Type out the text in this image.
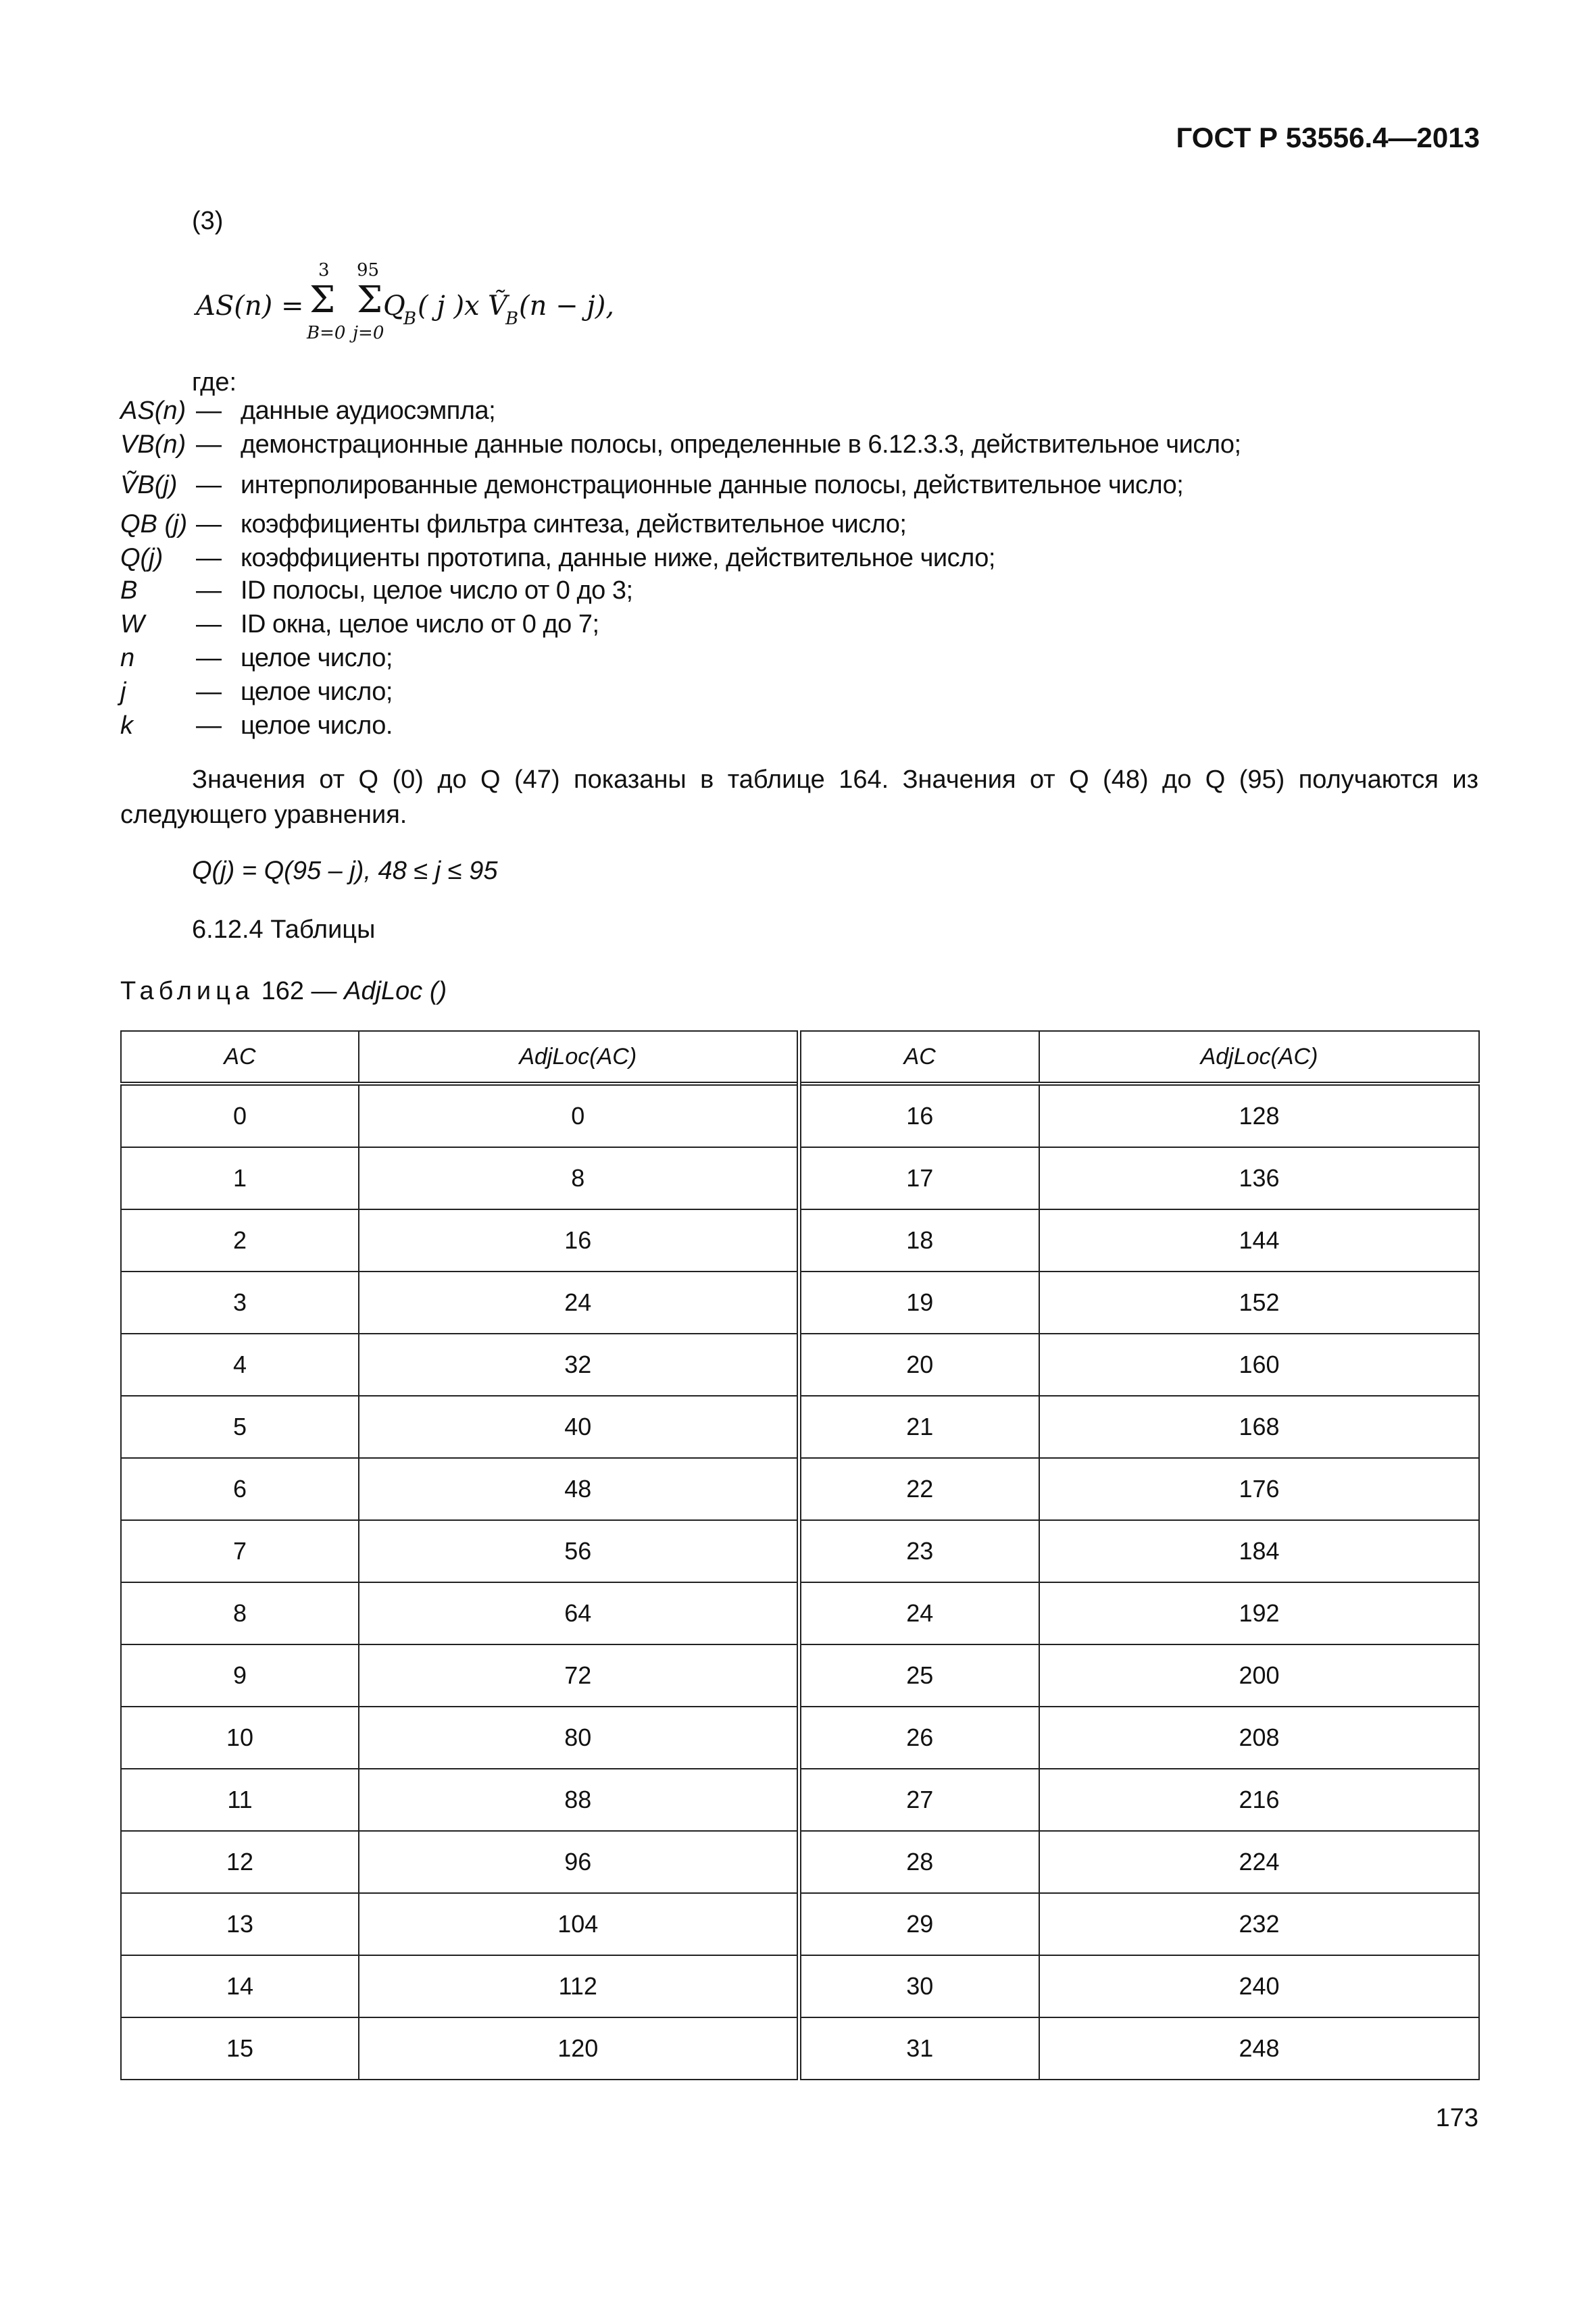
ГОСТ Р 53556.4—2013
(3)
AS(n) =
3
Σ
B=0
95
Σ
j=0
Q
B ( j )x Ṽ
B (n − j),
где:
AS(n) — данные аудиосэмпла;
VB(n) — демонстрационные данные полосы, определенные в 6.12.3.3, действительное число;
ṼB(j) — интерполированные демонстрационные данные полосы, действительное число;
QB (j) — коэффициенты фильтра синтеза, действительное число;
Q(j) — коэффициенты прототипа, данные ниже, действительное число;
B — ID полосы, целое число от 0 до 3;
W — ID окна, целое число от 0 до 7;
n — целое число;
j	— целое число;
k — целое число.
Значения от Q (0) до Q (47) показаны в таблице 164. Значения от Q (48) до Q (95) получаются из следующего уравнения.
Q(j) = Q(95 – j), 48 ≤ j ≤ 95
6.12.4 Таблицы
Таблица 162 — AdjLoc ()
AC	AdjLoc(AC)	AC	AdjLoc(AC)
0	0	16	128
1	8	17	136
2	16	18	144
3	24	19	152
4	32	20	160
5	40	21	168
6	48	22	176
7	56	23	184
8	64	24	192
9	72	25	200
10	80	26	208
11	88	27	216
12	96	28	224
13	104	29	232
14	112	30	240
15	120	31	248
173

☆ ☆ ☆ ☆ ☆

▸ Instructions to follow
Take every line that includes the string "полосы" and copy it.

▸ Solved exercise
VB(n) — демонстрационные данные полосы, определенные в 6.12.3.3, действительное число;
ṼB(j) — интерполированные демонстрационные данные полосы, действительное число;
B — ID полосы, целое число от 0 до 3;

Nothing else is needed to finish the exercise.